* **What is needed**: Locate the word "color" in the data below, then copy every line that holds it.

+-------+

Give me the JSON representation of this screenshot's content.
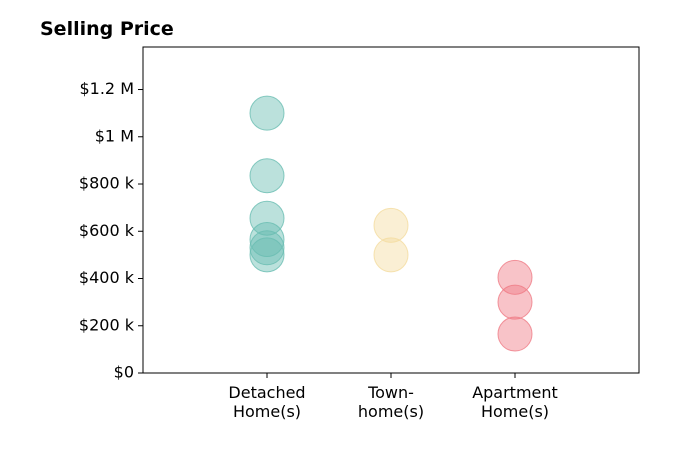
{
  "chart_data": {
    "type": "scatter",
    "title": "Selling Price",
    "xlabel": "",
    "ylabel": "",
    "categories": [
      "Detached\nHome(s)",
      "Town-\nhome(s)",
      "Apartment\nHome(s)"
    ],
    "xlim": [
      -1,
      3
    ],
    "ylim": [
      0,
      1380000
    ],
    "yticks": [
      0,
      200000,
      400000,
      600000,
      800000,
      1000000,
      1200000
    ],
    "ytick_labels": [
      "$0",
      "$200 k",
      "$400 k",
      "$600 k",
      "$800 k",
      "$1 M",
      "$1.2 M"
    ],
    "grid": false,
    "series": [
      {
        "category_index": 0,
        "color": "#69bdb2",
        "values": [
          1100000,
          835000,
          655000,
          565000,
          530000,
          500000
        ]
      },
      {
        "category_index": 1,
        "color": "#f4dc9f",
        "values": [
          625000,
          500000
        ]
      },
      {
        "category_index": 2,
        "color": "#ef7a85",
        "values": [
          405000,
          300000,
          165000
        ]
      }
    ]
  }
}
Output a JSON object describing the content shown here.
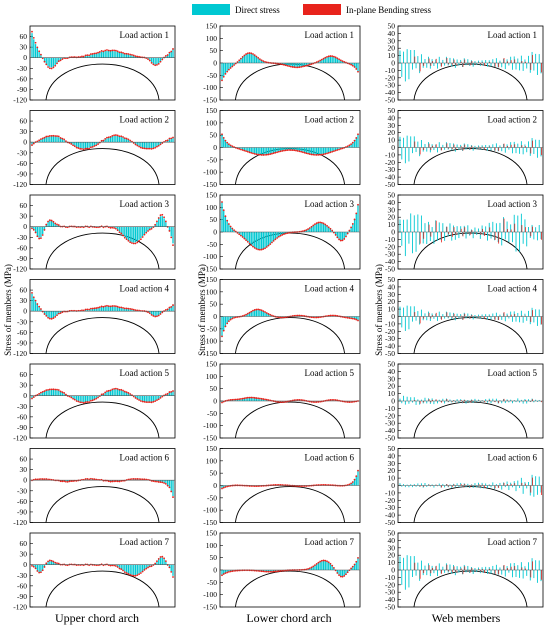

+-------+

* **Result**:
        "color": "#69bdb2",
        "color": "#f4dc9f",
        "color": "#ef7a85",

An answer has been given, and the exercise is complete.